⟨
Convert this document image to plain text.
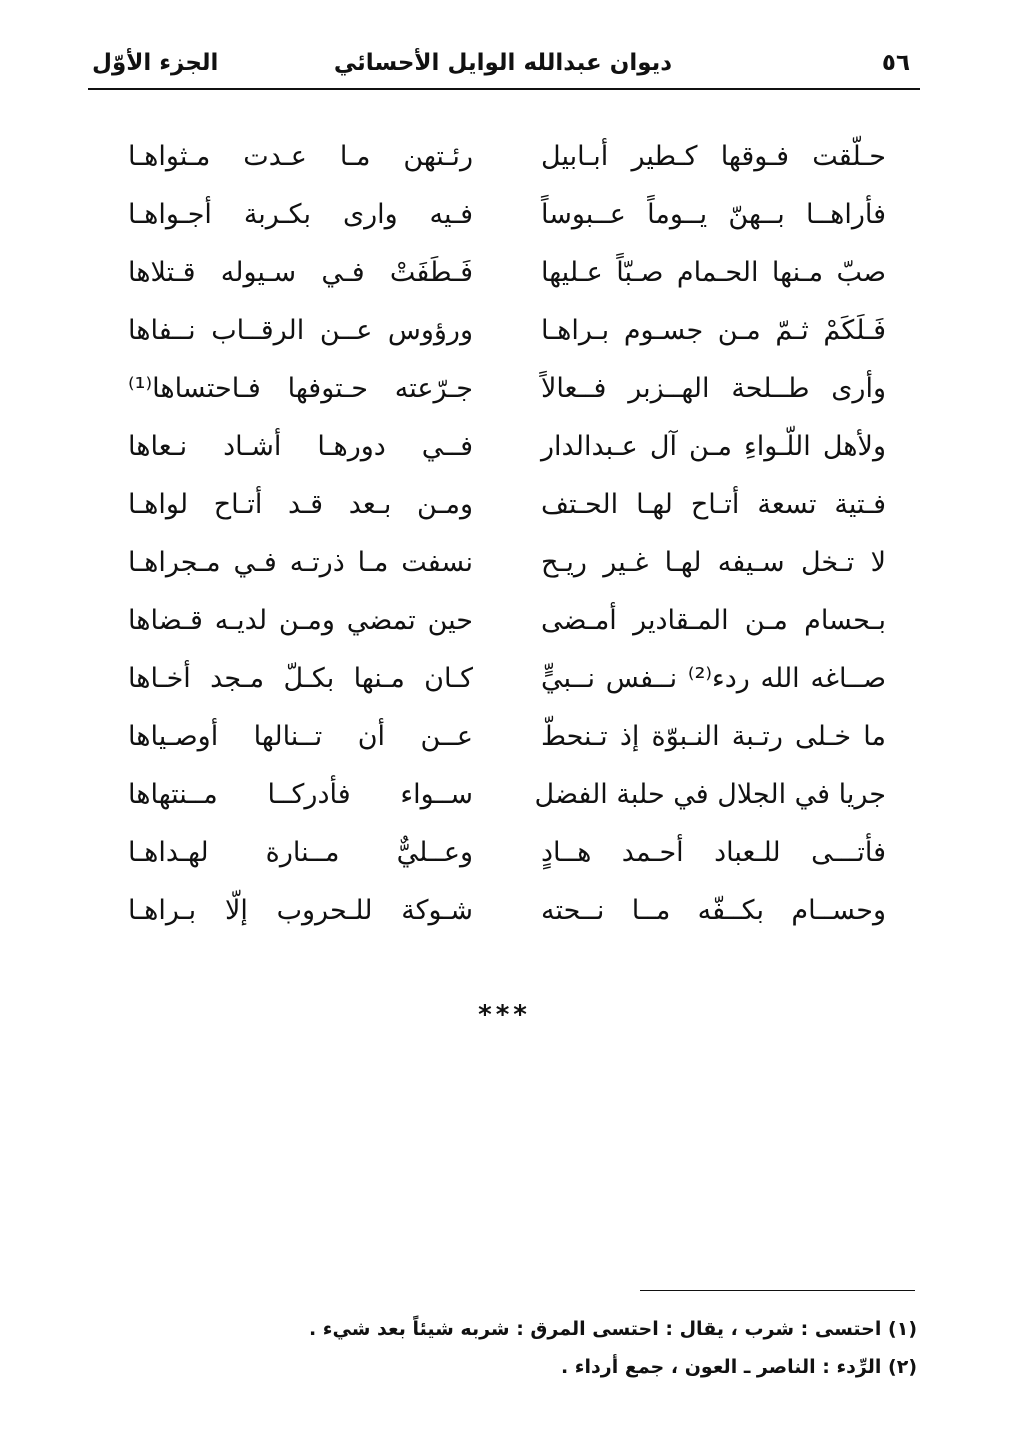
٥٦
ديوان عبدالله الوايل الأحسائي
الجزء الأوّل
حـلّقت فـوقها كـطير أبـابيل
رئـتهن مـا عـدت مـثواهـا
فأراهــا بــهنّ يــوماً عــبوساً
فـيه وارى بكـربة أجـواهـا
صبّ مـنها الحـمام صـبّاً عـليها
فَـطَفَتْ فـي سـيوله قـتلاها
فَـلَكَمْ ثـمّ مـن جسـوم بـراهـا
ورؤوس عــن الرقــاب نــفاها
وأرى طــلحة الهــزبر فــعالاً
جـرّعته حـتوفها فـاحتساها⁽¹⁾
ولأهل اللّـواءِ مـن آل عـبدالدار
فــي دورهـا أشـاد نـعاها
فـتية تسعة أتـاح لهـا الحـتف
ومـن بـعد قـد أتـاح لواهـا
لا تـخل سـيفه لهـا غـير ريـح
نسفت مـا ذرتـه فـي مـجراهـا
بـحسام مـن المـقادير أمـضى
حين تمضي ومـن لديـه قـضاها
صــاغه الله ردء⁽²⁾ نــفس نــبيٍّ
كـان مـنها بكـلّ مـجد أخـاها
ما خـلى رتـبة النـبوّة إذ تـنحطّ
عــن أن تــنالها أوصـياها
جريا في الجلال في حلبة الفضل
ســواء فأدركــا مــنتهاها
فأتـــى للـعباد أحـمد هــادٍ
وعــليٌّ مــنارة لهـداهـا
وحســام بكــفّه مــا نــحته
شـوكة للـحروب إلّا بـراهـا
***
(١) احتسى : شرب ، يقال : احتسى المرق : شربه شيئاً بعد شيء .
(٢) الرِّدء : الناصر ـ العون ، جمع أرداء .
⟩
■ Exercise aim ■
Without the pictures, repeat all the records word for word.

■ Exercise answer ■
Convert this document image to plain text.
٥٦
ديوان عبدالله الوايل الأحسائي
الجزء الأوّل
حـلّقت فـوقها كـطير أبـابيل
رئـتهن مـا عـدت مـثواهـا
فأراهــا بــهنّ يــوماً عــبوساً
فـيه وارى بكـربة أجـواهـا
صبّ مـنها الحـمام صـبّاً عـليها
فَـطَفَتْ فـي سـيوله قـتلاها
فَـلَكَمْ ثـمّ مـن جسـوم بـراهـا
ورؤوس عــن الرقــاب نــفاها
وأرى طــلحة الهــزبر فــعالاً
جـرّعته حـتوفها فـاحتساها⁽¹⁾
ولأهل اللّـواءِ مـن آل عـبدالدار
فــي دورهـا أشـاد نـعاها
فـتية تسعة أتـاح لهـا الحـتف
ومـن بـعد قـد أتـاح لواهـا
لا تـخل سـيفه لهـا غـير ريـح
نسفت مـا ذرتـه فـي مـجراهـا
بـحسام مـن المـقادير أمـضى
حين تمضي ومـن لديـه قـضاها
صــاغه الله ردء⁽²⁾ نــفس نــبيٍّ
كـان مـنها بكـلّ مـجد أخـاها
ما خـلى رتـبة النـبوّة إذ تـنحطّ
عــن أن تــنالها أوصـياها
جريا في الجلال في حلبة الفضل
ســواء فأدركــا مــنتهاها
فأتـــى للـعباد أحـمد هــادٍ
وعــليٌّ مــنارة لهـداهـا
وحســام بكــفّه مــا نــحته
شـوكة للـحروب إلّا بـراهـا
***
(١) احتسى : شرب ، يقال : احتسى المرق : شربه شيئاً بعد شيء .
(٢) الرِّدء : الناصر ـ العون ، جمع أرداء .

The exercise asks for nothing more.